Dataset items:
● ● ● ● ●
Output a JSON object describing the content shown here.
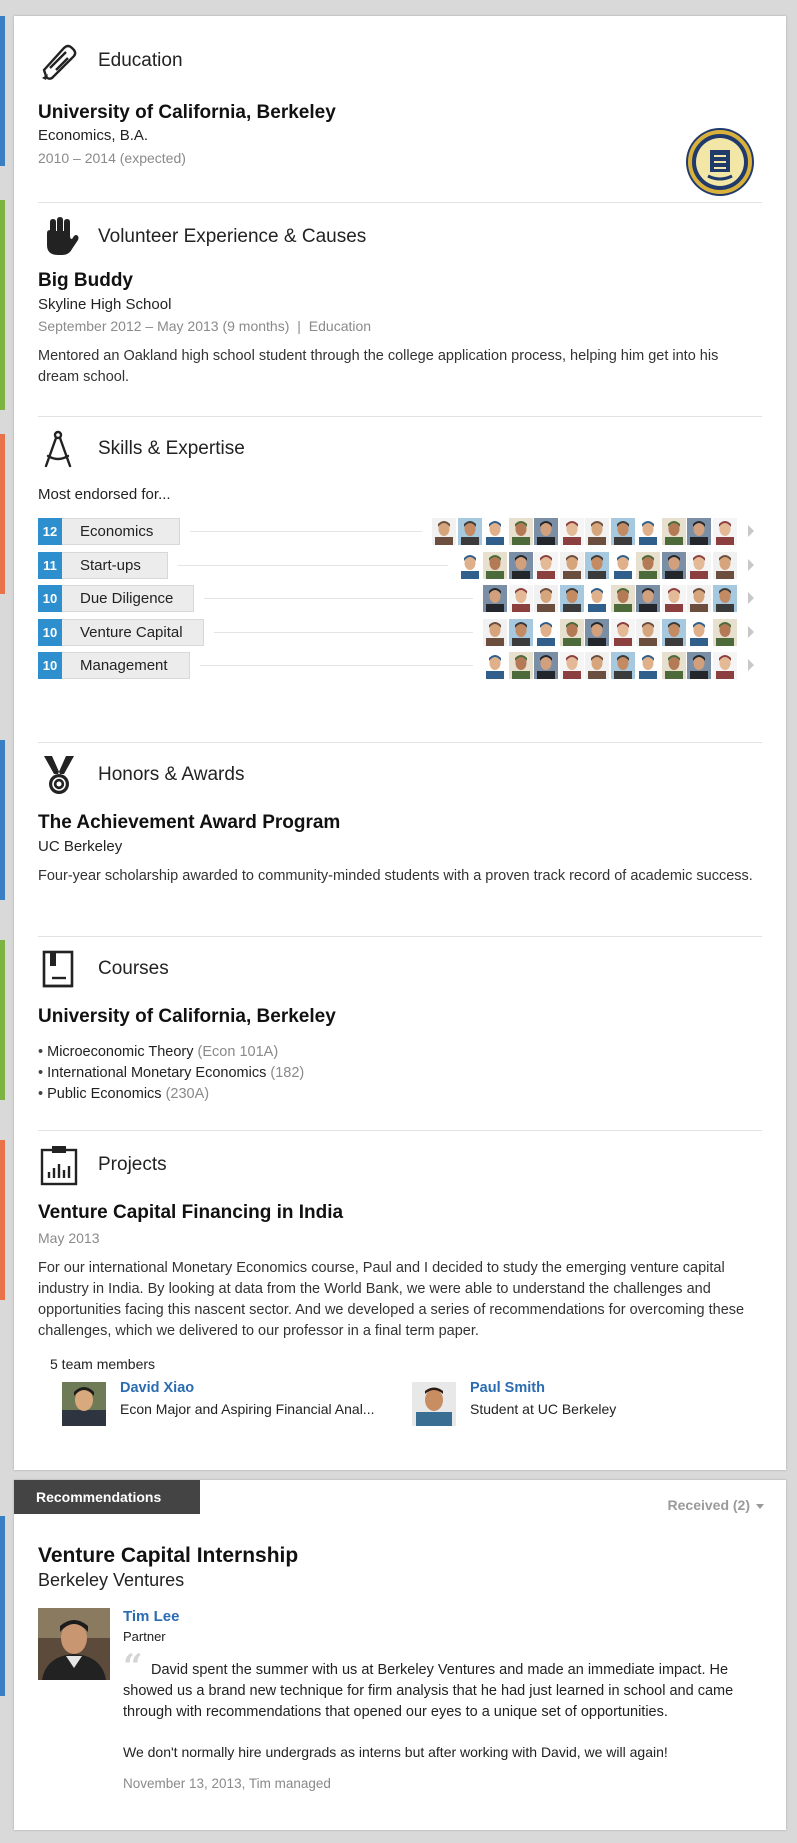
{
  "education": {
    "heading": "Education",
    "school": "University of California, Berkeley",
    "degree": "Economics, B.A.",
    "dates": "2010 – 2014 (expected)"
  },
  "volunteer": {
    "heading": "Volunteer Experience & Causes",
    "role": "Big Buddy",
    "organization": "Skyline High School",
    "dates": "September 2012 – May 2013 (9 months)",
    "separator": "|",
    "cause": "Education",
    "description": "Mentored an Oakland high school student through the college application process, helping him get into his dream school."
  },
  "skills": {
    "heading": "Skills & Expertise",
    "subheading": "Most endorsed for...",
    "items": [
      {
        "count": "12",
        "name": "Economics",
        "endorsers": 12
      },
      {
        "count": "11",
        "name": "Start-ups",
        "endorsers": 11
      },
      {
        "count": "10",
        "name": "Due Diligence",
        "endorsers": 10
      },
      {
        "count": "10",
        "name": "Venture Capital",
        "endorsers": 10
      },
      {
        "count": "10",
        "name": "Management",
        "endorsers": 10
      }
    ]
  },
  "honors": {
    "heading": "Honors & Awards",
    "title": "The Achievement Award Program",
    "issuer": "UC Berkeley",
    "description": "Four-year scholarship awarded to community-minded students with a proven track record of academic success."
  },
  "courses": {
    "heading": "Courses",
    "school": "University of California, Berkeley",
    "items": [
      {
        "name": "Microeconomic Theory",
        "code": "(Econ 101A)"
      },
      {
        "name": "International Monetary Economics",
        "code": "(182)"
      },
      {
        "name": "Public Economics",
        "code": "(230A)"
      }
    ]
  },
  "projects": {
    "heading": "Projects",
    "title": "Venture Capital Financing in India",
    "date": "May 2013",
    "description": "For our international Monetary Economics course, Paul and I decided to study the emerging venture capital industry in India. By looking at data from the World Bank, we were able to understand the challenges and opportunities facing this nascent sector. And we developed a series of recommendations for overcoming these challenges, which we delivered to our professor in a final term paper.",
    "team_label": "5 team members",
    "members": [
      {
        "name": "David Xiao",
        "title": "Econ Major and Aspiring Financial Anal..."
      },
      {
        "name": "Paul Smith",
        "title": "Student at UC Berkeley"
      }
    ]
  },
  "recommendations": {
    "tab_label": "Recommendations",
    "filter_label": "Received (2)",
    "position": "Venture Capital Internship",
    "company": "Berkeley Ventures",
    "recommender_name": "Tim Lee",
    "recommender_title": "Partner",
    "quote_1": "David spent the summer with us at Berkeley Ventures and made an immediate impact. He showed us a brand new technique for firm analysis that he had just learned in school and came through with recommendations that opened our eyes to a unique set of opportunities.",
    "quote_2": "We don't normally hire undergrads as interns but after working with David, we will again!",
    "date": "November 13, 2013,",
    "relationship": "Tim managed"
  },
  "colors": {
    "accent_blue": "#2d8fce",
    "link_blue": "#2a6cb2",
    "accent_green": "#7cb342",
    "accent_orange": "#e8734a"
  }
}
● ● ● ● ●
TASK TO CARRY OUT » Leaving aside the images, write out the entries above word for word.

ANSWER TO THE EXERCISE »
Output a JSON object describing the content shown here.
{
  "education": {
    "heading": "Education",
    "school": "University of California, Berkeley",
    "degree": "Economics, B.A.",
    "dates": "2010 – 2014 (expected)"
  },
  "volunteer": {
    "heading": "Volunteer Experience & Causes",
    "role": "Big Buddy",
    "organization": "Skyline High School",
    "dates": "September 2012 – May 2013 (9 months)",
    "separator": "|",
    "cause": "Education",
    "description": "Mentored an Oakland high school student through the college application process, helping him get into his dream school."
  },
  "skills": {
    "heading": "Skills & Expertise",
    "subheading": "Most endorsed for...",
    "items": [
      {
        "count": "12",
        "name": "Economics",
        "endorsers": 12
      },
      {
        "count": "11",
        "name": "Start-ups",
        "endorsers": 11
      },
      {
        "count": "10",
        "name": "Due Diligence",
        "endorsers": 10
      },
      {
        "count": "10",
        "name": "Venture Capital",
        "endorsers": 10
      },
      {
        "count": "10",
        "name": "Management",
        "endorsers": 10
      }
    ]
  },
  "honors": {
    "heading": "Honors & Awards",
    "title": "The Achievement Award Program",
    "issuer": "UC Berkeley",
    "description": "Four-year scholarship awarded to community-minded students with a proven track record of academic success."
  },
  "courses": {
    "heading": "Courses",
    "school": "University of California, Berkeley",
    "items": [
      {
        "name": "Microeconomic Theory",
        "code": "(Econ 101A)"
      },
      {
        "name": "International Monetary Economics",
        "code": "(182)"
      },
      {
        "name": "Public Economics",
        "code": "(230A)"
      }
    ]
  },
  "projects": {
    "heading": "Projects",
    "title": "Venture Capital Financing in India",
    "date": "May 2013",
    "description": "For our international Monetary Economics course, Paul and I decided to study the emerging venture capital industry in India. By looking at data from the World Bank, we were able to understand the challenges and opportunities facing this nascent sector. And we developed a series of recommendations for overcoming these challenges, which we delivered to our professor in a final term paper.",
    "team_label": "5 team members",
    "members": [
      {
        "name": "David Xiao",
        "title": "Econ Major and Aspiring Financial Anal..."
      },
      {
        "name": "Paul Smith",
        "title": "Student at UC Berkeley"
      }
    ]
  },
  "recommendations": {
    "tab_label": "Recommendations",
    "filter_label": "Received (2)",
    "position": "Venture Capital Internship",
    "company": "Berkeley Ventures",
    "recommender_name": "Tim Lee",
    "recommender_title": "Partner",
    "quote_1": "David spent the summer with us at Berkeley Ventures and made an immediate impact. He showed us a brand new technique for firm analysis that he had just learned in school and came through with recommendations that opened our eyes to a unique set of opportunities.",
    "quote_2": "We don't normally hire undergrads as interns but after working with David, we will again!",
    "date": "November 13, 2013,",
    "relationship": "Tim managed"
  },
  "colors": {
    "accent_blue": "#2d8fce",
    "link_blue": "#2a6cb2",
    "accent_green": "#7cb342",
    "accent_orange": "#e8734a"
  }
}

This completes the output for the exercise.